## Given task
Copy every line of the data below word for word, leaving out the pictures.

——

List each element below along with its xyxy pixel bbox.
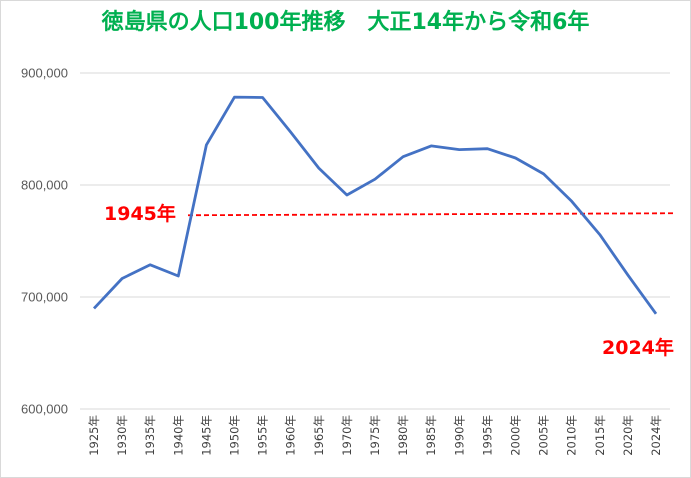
x-tick-label: 1955年: [256, 415, 270, 456]
chart-title: 徳島県の人口100年推移 大正14年から令和6年: [101, 10, 590, 35]
y-tick-label: 800,000: [21, 178, 68, 193]
x-tick-label: 1970年: [340, 415, 354, 456]
y-tick-label: 900,000: [21, 66, 68, 81]
x-tick-label: 1945年: [199, 415, 213, 456]
x-tick-label: 1990年: [452, 415, 466, 456]
x-tick-label: 1935年: [143, 415, 157, 456]
x-tick-label: 1975年: [368, 415, 382, 456]
gridlines: [80, 72, 670, 410]
x-tick-label: 1940年: [171, 415, 185, 456]
x-tick-label: 1960年: [284, 415, 298, 456]
y-axis: 600,000 700,000 800,000 900,000: [21, 66, 68, 417]
x-tick-label: 1995年: [480, 415, 494, 456]
y-tick-label: 600,000: [21, 402, 68, 417]
x-tick-label: 2010年: [565, 415, 579, 456]
x-tick-label: 2024年: [649, 415, 663, 456]
x-tick-label: 1950年: [228, 415, 242, 456]
x-tick-label: 1930年: [115, 415, 129, 456]
x-tick-label: 2000年: [508, 415, 522, 456]
y-tick-label: 700,000: [21, 290, 68, 305]
x-axis: 1925年 1930年 1935年 1940年 1945年 1950年 1955年 1960年…: [87, 415, 663, 456]
annotation-1945: 1945年: [104, 202, 176, 225]
x-tick-label: 2015年: [593, 415, 607, 456]
x-tick-label: 2020年: [621, 415, 635, 456]
reference-line-1945: [187, 212, 677, 217]
x-tick-label: 1980年: [396, 415, 410, 456]
x-tick-label: 1985年: [424, 415, 438, 456]
population-series-line: [92, 95, 658, 315]
x-tick-label: 1965年: [312, 415, 326, 456]
annotation-2024: 2024年: [602, 336, 674, 359]
x-tick-label: 1925年: [87, 415, 101, 456]
x-tick-label: 2005年: [537, 415, 551, 456]
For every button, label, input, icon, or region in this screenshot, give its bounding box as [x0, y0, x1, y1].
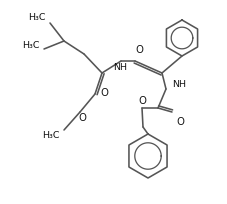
Text: O: O: [134, 45, 142, 55]
Text: O: O: [137, 96, 145, 106]
Text: O: O: [175, 117, 183, 127]
Text: NH: NH: [113, 63, 126, 72]
Text: O: O: [100, 88, 108, 98]
Text: O: O: [78, 113, 86, 123]
Text: H₃C: H₃C: [42, 131, 60, 140]
Text: H₃C: H₃C: [28, 12, 46, 21]
Text: NH: NH: [171, 81, 185, 90]
Text: H₃C: H₃C: [22, 41, 40, 51]
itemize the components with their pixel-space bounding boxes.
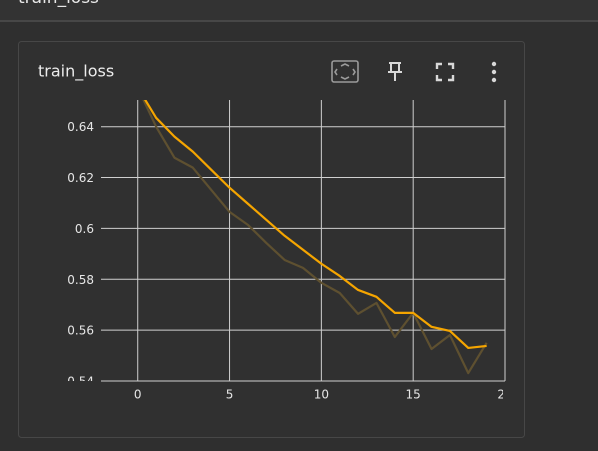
y-tick-label: 0.54: [67, 375, 94, 389]
x-tick-label: 20: [497, 388, 512, 402]
y-tick-label: 0.56: [67, 324, 94, 338]
menu-icon[interactable]: [491, 61, 497, 83]
y-tick-label: 0.62: [67, 171, 94, 185]
x-axis: 0 5 10 15 20: [134, 388, 512, 402]
fit-icon[interactable]: [331, 60, 359, 83]
chart-title: train_loss: [38, 62, 114, 82]
y-tick-label: 0.6: [75, 222, 94, 236]
series-line: [142, 100, 488, 375]
y-axis: 0.54 0.56 0.58 0.6 0.62 0.64: [67, 120, 94, 389]
fullscreen-icon[interactable]: [435, 62, 455, 82]
top-section: [0, 0, 598, 20]
section-title: train_loss: [18, 0, 99, 8]
x-tick-label: 15: [406, 388, 421, 402]
x-tick-label: 10: [314, 388, 329, 402]
y-tick-label: 0.64: [67, 120, 94, 134]
series-line: [144, 100, 487, 350]
y-tick-label: 0.58: [67, 273, 94, 287]
x-tick-label: 5: [226, 388, 234, 402]
pin-icon[interactable]: [388, 62, 402, 81]
x-tick-label: 0: [134, 388, 142, 402]
card: [18, 41, 525, 438]
plot: [142, 100, 488, 375]
grid: [101, 100, 506, 382]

——

## The response
List each element below along with its xyxy pixel bbox.
x-tick-label: 1955年: [256, 415, 270, 456]
chart-title: 徳島県の人口100年推移 大正14年から令和6年: [101, 10, 590, 35]
y-tick-label: 800,000: [21, 178, 68, 193]
x-tick-label: 1970年: [340, 415, 354, 456]
y-tick-label: 900,000: [21, 66, 68, 81]
x-tick-label: 1945年: [199, 415, 213, 456]
x-tick-label: 1990年: [452, 415, 466, 456]
x-tick-label: 1935年: [143, 415, 157, 456]
x-tick-label: 1975年: [368, 415, 382, 456]
gridlines: [80, 72, 670, 410]
x-tick-label: 1940年: [171, 415, 185, 456]
x-tick-label: 1960年: [284, 415, 298, 456]
y-axis: 600,000 700,000 800,000 900,000: [21, 66, 68, 417]
x-tick-label: 1995年: [480, 415, 494, 456]
y-tick-label: 600,000: [21, 402, 68, 417]
x-tick-label: 2010年: [565, 415, 579, 456]
x-tick-label: 2024年: [649, 415, 663, 456]
x-tick-label: 1950年: [228, 415, 242, 456]
x-tick-label: 1930年: [115, 415, 129, 456]
x-tick-label: 2000年: [508, 415, 522, 456]
y-tick-label: 700,000: [21, 290, 68, 305]
x-axis: 1925年 1930年 1935年 1940年 1945年 1950年 1955年 1960年…: [87, 415, 663, 456]
annotation-1945: 1945年: [104, 202, 176, 225]
x-tick-label: 2015年: [593, 415, 607, 456]
x-tick-label: 2020年: [621, 415, 635, 456]
reference-line-1945: [187, 212, 677, 217]
x-tick-label: 1980年: [396, 415, 410, 456]
x-tick-label: 1985年: [424, 415, 438, 456]
population-series-line: [92, 95, 658, 315]
x-tick-label: 1965年: [312, 415, 326, 456]
annotation-2024: 2024年: [602, 336, 674, 359]
x-tick-label: 1925年: [87, 415, 101, 456]
x-tick-label: 2005年: [537, 415, 551, 456]
For every button, label, input, icon, or region in this screenshot, give its bounding box as [x0, y0, x1, y1].
Text: O: O: [134, 45, 142, 55]
Text: O: O: [137, 96, 145, 106]
Text: O: O: [175, 117, 183, 127]
Text: NH: NH: [113, 63, 126, 72]
Text: O: O: [100, 88, 108, 98]
Text: O: O: [78, 113, 86, 123]
Text: H₃C: H₃C: [42, 131, 60, 140]
Text: H₃C: H₃C: [28, 12, 46, 21]
Text: NH: NH: [171, 81, 185, 90]
Text: H₃C: H₃C: [22, 41, 40, 51]
itemize the components with their pixel-space bounding boxes.
y-tick-label: 0.54: [67, 375, 94, 389]
x-tick-label: 20: [497, 388, 512, 402]
y-tick-label: 0.56: [67, 324, 94, 338]
menu-icon[interactable]: [491, 61, 497, 83]
y-tick-label: 0.62: [67, 171, 94, 185]
x-axis: 0 5 10 15 20: [134, 388, 512, 402]
fit-icon[interactable]: [331, 60, 359, 83]
chart-title: train_loss: [38, 62, 114, 82]
y-tick-label: 0.6: [75, 222, 94, 236]
series-line: [142, 100, 488, 375]
y-axis: 0.54 0.56 0.58 0.6 0.62 0.64: [67, 120, 94, 389]
fullscreen-icon[interactable]: [435, 62, 455, 82]
top-section: [0, 0, 598, 20]
section-title: train_loss: [18, 0, 99, 8]
x-tick-label: 15: [406, 388, 421, 402]
x-tick-label: 10: [314, 388, 329, 402]
y-tick-label: 0.64: [67, 120, 94, 134]
series-line: [144, 100, 487, 350]
y-tick-label: 0.58: [67, 273, 94, 287]
x-tick-label: 5: [226, 388, 234, 402]
pin-icon[interactable]: [388, 62, 402, 81]
x-tick-label: 0: [134, 388, 142, 402]
card: [18, 41, 525, 438]
plot: [142, 100, 488, 375]
grid: [101, 100, 506, 382]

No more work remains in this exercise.